DATASET RECORDS:
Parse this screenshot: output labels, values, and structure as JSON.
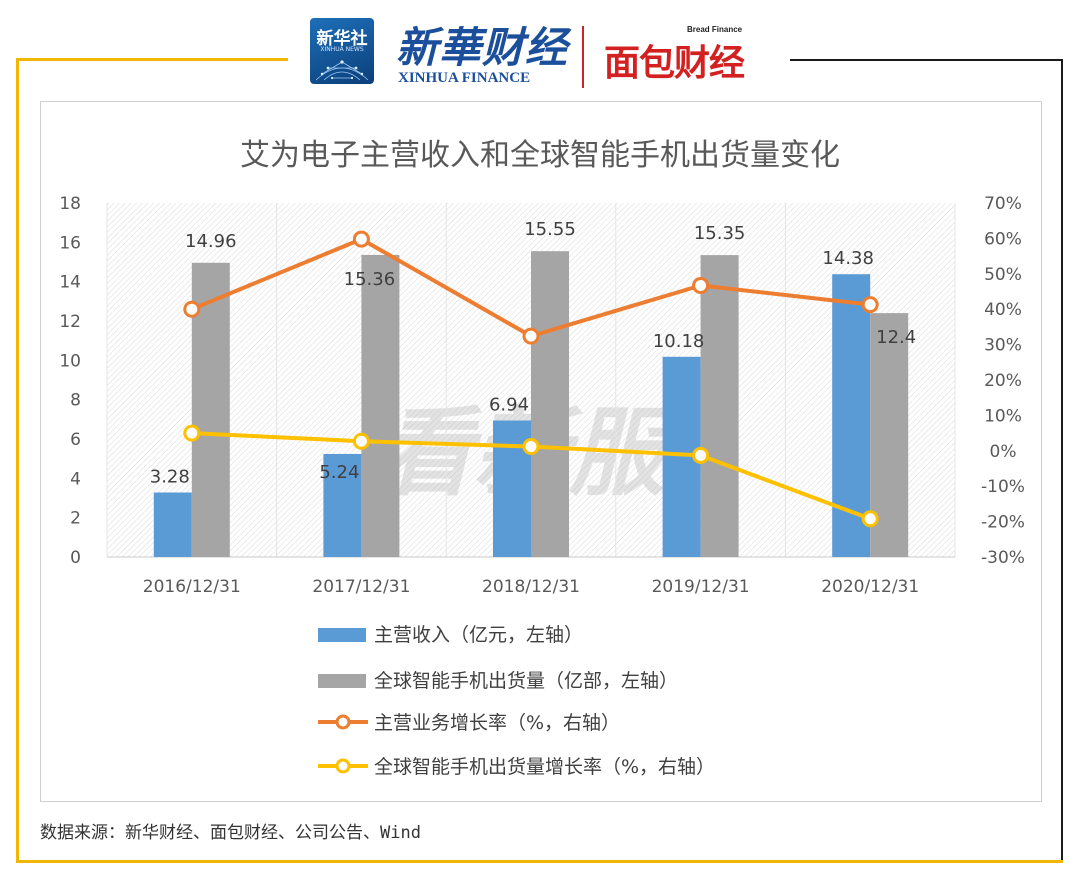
{
  "header": {
    "xinhua_badge_cn": "新华社",
    "xinhua_badge_en": "XINHUA NEWS",
    "xinhua_finance_cn": "新華财经",
    "xinhua_finance_en": "XINHUA FINANCE",
    "bread_finance_en": "Bread Finance",
    "bread_finance_cn": "面包财经"
  },
  "colors": {
    "frame_gold": "#f2b705",
    "revenue_bar": "#5b9bd5",
    "shipment_bar": "#a5a5a5",
    "revenue_growth_line": "#ed7d31",
    "shipment_growth_line": "#ffc000"
  },
  "chart_data": {
    "type": "bar",
    "title": "艾为电子主营收入和全球智能手机出货量变化",
    "categories": [
      "2016/12/31",
      "2017/12/31",
      "2018/12/31",
      "2019/12/31",
      "2020/12/31"
    ],
    "y_left": {
      "min": 0,
      "max": 18,
      "step": 2,
      "ticks": [
        "0",
        "2",
        "4",
        "6",
        "8",
        "10",
        "12",
        "14",
        "16",
        "18"
      ]
    },
    "y_right": {
      "min": -30,
      "max": 70,
      "step": 10,
      "ticks": [
        "-30%",
        "-20%",
        "-10%",
        "0%",
        "10%",
        "20%",
        "30%",
        "40%",
        "50%",
        "60%",
        "70%"
      ]
    },
    "series": [
      {
        "name": "主营收入（亿元，左轴）",
        "type": "bar",
        "axis": "left",
        "values": [
          3.28,
          5.24,
          6.94,
          10.18,
          14.38
        ],
        "labels": [
          "3.28",
          "5.24",
          "6.94",
          "10.18",
          "14.38"
        ]
      },
      {
        "name": "全球智能手机出货量（亿部，左轴）",
        "type": "bar",
        "axis": "left",
        "values": [
          14.96,
          15.36,
          15.55,
          15.35,
          12.4
        ],
        "labels": [
          "14.96",
          "15.36",
          "15.55",
          "15.35",
          "12.4"
        ]
      },
      {
        "name": "主营业务增长率（%，右轴）",
        "type": "line",
        "axis": "right",
        "values": [
          40,
          59.8,
          32.4,
          46.7,
          41.3
        ]
      },
      {
        "name": "全球智能手机出货量增长率（%，右轴）",
        "type": "line",
        "axis": "right",
        "values": [
          5,
          2.7,
          1.2,
          -1.3,
          -19.2
        ]
      }
    ],
    "grid": false,
    "legend_position": "bottom",
    "watermark": "看新服"
  },
  "source": "数据来源：新华财经、面包财经、公司公告、Wind"
}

GIVEN TASK: Can you restate all the records above word for word while dropping the pictures?

SOLVED EXERCISE:
Parse this screenshot: output labels, values, and structure as JSON.
{
  "header": {
    "xinhua_badge_cn": "新华社",
    "xinhua_badge_en": "XINHUA NEWS",
    "xinhua_finance_cn": "新華财经",
    "xinhua_finance_en": "XINHUA FINANCE",
    "bread_finance_en": "Bread Finance",
    "bread_finance_cn": "面包财经"
  },
  "colors": {
    "frame_gold": "#f2b705",
    "revenue_bar": "#5b9bd5",
    "shipment_bar": "#a5a5a5",
    "revenue_growth_line": "#ed7d31",
    "shipment_growth_line": "#ffc000"
  },
  "chart_data": {
    "type": "bar",
    "title": "艾为电子主营收入和全球智能手机出货量变化",
    "categories": [
      "2016/12/31",
      "2017/12/31",
      "2018/12/31",
      "2019/12/31",
      "2020/12/31"
    ],
    "y_left": {
      "min": 0,
      "max": 18,
      "step": 2,
      "ticks": [
        "0",
        "2",
        "4",
        "6",
        "8",
        "10",
        "12",
        "14",
        "16",
        "18"
      ]
    },
    "y_right": {
      "min": -30,
      "max": 70,
      "step": 10,
      "ticks": [
        "-30%",
        "-20%",
        "-10%",
        "0%",
        "10%",
        "20%",
        "30%",
        "40%",
        "50%",
        "60%",
        "70%"
      ]
    },
    "series": [
      {
        "name": "主营收入（亿元，左轴）",
        "type": "bar",
        "axis": "left",
        "values": [
          3.28,
          5.24,
          6.94,
          10.18,
          14.38
        ],
        "labels": [
          "3.28",
          "5.24",
          "6.94",
          "10.18",
          "14.38"
        ]
      },
      {
        "name": "全球智能手机出货量（亿部，左轴）",
        "type": "bar",
        "axis": "left",
        "values": [
          14.96,
          15.36,
          15.55,
          15.35,
          12.4
        ],
        "labels": [
          "14.96",
          "15.36",
          "15.55",
          "15.35",
          "12.4"
        ]
      },
      {
        "name": "主营业务增长率（%，右轴）",
        "type": "line",
        "axis": "right",
        "values": [
          40,
          59.8,
          32.4,
          46.7,
          41.3
        ]
      },
      {
        "name": "全球智能手机出货量增长率（%，右轴）",
        "type": "line",
        "axis": "right",
        "values": [
          5,
          2.7,
          1.2,
          -1.3,
          -19.2
        ]
      }
    ],
    "grid": false,
    "legend_position": "bottom",
    "watermark": "看新服"
  },
  "source": "数据来源：新华财经、面包财经、公司公告、Wind"
}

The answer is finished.